Pick out every line that holds the string "Копия" and copy it.

*DATA PROVIDED*:
>> Begin

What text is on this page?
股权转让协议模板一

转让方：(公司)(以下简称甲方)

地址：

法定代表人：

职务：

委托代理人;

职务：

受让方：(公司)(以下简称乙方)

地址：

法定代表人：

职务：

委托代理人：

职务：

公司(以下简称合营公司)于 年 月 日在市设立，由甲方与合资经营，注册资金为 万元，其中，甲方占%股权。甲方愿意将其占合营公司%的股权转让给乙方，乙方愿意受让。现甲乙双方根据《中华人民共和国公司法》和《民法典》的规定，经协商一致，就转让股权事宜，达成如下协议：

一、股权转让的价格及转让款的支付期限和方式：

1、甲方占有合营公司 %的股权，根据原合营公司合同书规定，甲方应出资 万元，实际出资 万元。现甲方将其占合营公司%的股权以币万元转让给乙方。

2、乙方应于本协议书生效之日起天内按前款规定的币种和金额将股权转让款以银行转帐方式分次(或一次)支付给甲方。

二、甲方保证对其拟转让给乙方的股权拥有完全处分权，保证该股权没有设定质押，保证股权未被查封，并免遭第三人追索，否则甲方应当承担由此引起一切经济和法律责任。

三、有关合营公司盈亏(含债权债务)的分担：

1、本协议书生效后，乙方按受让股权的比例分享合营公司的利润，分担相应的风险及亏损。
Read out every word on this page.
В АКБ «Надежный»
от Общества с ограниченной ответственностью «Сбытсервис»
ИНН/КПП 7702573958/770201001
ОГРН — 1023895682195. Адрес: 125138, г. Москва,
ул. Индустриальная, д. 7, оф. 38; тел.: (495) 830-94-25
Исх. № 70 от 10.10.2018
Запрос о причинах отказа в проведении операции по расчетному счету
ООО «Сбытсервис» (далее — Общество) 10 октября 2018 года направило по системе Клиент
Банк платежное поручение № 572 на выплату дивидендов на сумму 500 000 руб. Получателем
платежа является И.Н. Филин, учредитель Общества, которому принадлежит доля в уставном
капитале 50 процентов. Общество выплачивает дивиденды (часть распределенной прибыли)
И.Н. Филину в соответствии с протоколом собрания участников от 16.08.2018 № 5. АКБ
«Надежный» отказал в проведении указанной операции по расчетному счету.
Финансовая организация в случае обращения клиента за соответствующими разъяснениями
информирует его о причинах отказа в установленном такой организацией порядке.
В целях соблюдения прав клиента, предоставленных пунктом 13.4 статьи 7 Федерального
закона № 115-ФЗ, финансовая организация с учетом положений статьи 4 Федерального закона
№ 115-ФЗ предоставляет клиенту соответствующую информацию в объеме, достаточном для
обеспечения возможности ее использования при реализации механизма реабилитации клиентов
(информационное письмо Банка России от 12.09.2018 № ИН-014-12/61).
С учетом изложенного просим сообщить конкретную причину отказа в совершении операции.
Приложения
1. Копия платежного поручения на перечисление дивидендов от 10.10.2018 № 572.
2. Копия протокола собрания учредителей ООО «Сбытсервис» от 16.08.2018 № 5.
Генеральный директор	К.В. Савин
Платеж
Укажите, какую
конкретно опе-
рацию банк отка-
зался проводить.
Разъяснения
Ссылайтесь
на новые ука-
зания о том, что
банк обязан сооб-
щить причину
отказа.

>> End

*ANSWER TO THIS PROBLEM*:
1. Копия платежного поручения на перечисление дивидендов от 10.10.2018 № 572.
2. Копия протокола собрания учредителей ООО «Сбытсервис» от 16.08.2018 № 5.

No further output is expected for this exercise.